[Objective] Using the records that follow, copy every line containing the word "true".

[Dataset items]
━━━

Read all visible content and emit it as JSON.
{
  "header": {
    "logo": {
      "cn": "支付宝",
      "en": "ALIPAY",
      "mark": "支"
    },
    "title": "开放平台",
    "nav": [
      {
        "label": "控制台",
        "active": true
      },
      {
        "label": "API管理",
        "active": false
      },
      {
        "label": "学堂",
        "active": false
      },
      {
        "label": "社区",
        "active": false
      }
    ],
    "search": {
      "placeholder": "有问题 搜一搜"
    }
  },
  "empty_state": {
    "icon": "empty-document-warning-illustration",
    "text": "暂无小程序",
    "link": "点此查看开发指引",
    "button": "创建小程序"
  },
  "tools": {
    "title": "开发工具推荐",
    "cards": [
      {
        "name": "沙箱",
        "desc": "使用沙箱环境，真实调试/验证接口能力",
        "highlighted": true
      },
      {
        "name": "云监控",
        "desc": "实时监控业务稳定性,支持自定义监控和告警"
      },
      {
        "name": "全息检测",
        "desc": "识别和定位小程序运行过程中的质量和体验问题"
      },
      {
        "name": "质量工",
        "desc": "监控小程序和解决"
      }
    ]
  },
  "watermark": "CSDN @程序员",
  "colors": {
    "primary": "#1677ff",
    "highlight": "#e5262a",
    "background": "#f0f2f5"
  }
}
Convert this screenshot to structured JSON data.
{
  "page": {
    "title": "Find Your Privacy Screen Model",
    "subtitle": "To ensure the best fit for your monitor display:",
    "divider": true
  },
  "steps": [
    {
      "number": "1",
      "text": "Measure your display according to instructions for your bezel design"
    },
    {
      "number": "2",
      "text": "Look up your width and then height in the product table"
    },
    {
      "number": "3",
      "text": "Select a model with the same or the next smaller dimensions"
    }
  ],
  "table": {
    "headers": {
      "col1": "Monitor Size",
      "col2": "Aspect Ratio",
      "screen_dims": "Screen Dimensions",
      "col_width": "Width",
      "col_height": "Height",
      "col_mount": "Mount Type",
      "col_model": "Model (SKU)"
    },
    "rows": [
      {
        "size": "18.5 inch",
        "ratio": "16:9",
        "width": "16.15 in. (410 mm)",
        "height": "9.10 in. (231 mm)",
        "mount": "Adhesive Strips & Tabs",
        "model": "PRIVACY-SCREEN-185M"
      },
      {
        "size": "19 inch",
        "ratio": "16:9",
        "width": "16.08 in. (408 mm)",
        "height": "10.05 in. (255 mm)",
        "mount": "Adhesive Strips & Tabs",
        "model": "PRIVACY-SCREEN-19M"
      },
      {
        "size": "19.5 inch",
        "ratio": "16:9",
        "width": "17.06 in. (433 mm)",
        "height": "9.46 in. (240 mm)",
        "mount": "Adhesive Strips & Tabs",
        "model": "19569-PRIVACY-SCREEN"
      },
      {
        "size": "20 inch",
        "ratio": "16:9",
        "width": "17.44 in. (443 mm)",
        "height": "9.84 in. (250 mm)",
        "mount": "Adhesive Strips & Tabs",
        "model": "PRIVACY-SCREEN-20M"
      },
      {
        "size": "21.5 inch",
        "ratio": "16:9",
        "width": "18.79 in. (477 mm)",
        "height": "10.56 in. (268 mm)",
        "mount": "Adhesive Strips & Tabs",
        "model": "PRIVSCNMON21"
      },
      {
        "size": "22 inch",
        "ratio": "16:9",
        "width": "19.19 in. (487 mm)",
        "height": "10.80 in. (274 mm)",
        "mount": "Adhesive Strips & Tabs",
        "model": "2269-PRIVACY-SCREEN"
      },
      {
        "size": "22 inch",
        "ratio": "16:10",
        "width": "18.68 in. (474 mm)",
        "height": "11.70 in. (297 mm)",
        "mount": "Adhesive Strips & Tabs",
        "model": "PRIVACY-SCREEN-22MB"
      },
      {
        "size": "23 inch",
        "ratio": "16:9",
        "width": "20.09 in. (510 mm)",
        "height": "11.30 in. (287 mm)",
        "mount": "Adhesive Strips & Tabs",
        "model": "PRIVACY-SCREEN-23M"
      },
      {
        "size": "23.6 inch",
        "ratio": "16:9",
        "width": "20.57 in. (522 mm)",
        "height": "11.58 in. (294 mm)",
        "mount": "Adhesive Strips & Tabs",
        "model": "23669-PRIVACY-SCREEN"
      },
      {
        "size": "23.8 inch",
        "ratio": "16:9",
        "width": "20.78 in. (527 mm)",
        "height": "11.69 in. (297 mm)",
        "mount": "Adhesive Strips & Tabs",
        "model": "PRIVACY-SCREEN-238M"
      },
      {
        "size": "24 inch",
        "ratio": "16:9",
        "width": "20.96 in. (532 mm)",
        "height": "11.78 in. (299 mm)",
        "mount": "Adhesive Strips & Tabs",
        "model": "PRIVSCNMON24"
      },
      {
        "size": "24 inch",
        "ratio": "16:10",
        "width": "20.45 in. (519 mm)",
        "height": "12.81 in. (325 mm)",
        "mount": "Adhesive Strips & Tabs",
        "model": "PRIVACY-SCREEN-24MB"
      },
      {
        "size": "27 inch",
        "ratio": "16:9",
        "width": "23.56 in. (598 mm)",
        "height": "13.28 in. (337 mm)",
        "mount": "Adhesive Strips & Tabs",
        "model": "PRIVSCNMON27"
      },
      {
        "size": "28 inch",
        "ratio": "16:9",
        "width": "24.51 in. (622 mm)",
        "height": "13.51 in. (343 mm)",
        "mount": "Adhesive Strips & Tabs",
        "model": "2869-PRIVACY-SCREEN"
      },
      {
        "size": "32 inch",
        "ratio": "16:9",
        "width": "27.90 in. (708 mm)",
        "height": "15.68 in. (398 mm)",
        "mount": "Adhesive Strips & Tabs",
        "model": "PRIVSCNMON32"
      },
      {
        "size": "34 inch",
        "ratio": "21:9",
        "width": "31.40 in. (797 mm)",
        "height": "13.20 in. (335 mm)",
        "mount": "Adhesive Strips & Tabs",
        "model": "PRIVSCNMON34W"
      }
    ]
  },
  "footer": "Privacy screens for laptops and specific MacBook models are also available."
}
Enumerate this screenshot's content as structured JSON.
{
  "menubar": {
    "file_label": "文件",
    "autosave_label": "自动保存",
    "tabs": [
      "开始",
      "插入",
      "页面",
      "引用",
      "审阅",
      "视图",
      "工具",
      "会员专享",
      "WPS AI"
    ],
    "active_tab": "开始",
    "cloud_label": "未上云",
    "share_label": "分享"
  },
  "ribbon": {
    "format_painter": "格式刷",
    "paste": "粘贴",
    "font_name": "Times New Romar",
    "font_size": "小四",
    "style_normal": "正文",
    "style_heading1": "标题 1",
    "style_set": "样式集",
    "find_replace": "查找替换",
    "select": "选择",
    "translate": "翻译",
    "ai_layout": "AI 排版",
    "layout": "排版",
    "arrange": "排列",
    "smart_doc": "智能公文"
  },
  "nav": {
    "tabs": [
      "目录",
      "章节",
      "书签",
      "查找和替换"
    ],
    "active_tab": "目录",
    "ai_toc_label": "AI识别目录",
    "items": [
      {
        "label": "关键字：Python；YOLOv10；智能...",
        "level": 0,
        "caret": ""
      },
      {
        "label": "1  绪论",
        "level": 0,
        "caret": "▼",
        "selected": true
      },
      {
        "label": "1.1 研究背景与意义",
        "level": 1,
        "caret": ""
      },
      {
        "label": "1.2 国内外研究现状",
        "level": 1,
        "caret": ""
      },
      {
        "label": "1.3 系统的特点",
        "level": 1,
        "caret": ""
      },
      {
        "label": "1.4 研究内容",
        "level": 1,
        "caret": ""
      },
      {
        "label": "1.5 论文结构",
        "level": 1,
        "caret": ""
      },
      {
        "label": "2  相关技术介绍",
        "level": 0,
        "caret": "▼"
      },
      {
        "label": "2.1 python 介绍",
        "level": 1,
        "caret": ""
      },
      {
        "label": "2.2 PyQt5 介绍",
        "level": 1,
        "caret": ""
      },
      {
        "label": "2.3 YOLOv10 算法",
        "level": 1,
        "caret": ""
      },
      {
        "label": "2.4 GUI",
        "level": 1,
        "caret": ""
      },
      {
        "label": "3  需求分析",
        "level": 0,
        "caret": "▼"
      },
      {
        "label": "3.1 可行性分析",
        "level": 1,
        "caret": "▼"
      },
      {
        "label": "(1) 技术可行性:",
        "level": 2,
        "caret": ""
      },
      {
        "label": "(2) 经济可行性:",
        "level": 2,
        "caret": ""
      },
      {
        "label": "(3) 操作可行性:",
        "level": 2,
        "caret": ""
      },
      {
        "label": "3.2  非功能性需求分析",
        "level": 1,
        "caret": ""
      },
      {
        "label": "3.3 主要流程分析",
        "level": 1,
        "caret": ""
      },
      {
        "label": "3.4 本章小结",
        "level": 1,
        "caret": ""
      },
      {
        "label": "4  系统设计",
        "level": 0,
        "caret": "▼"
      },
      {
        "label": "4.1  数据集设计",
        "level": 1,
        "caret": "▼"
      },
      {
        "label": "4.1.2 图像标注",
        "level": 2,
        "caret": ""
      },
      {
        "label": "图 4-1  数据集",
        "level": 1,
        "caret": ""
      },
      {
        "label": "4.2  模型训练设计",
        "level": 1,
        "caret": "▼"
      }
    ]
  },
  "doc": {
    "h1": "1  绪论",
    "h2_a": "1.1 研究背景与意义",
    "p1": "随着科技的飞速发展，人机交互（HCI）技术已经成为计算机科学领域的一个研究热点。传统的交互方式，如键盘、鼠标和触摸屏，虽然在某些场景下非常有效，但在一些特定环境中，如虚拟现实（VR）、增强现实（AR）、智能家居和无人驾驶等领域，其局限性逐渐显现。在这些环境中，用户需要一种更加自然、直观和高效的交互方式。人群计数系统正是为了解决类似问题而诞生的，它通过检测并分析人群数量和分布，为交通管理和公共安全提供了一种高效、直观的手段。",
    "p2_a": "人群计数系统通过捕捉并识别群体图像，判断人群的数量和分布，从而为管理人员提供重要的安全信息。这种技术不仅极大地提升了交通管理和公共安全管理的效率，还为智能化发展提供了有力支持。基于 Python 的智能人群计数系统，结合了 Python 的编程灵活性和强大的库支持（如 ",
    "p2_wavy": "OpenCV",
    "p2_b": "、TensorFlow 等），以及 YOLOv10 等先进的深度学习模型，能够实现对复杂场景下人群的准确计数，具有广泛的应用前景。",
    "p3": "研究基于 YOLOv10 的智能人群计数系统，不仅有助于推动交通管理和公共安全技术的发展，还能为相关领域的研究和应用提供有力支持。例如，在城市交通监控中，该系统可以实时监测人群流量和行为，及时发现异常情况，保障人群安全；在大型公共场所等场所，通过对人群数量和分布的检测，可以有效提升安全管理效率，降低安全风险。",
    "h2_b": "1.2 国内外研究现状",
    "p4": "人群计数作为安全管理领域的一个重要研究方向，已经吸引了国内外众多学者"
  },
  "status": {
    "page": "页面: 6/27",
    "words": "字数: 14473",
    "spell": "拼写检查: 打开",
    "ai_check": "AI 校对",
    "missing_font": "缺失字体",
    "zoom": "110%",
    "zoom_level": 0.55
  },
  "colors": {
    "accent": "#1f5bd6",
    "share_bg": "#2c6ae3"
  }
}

━━━

[Expected output]
        "active": true
        "highlighted": true
    "divider": true
        "selected": true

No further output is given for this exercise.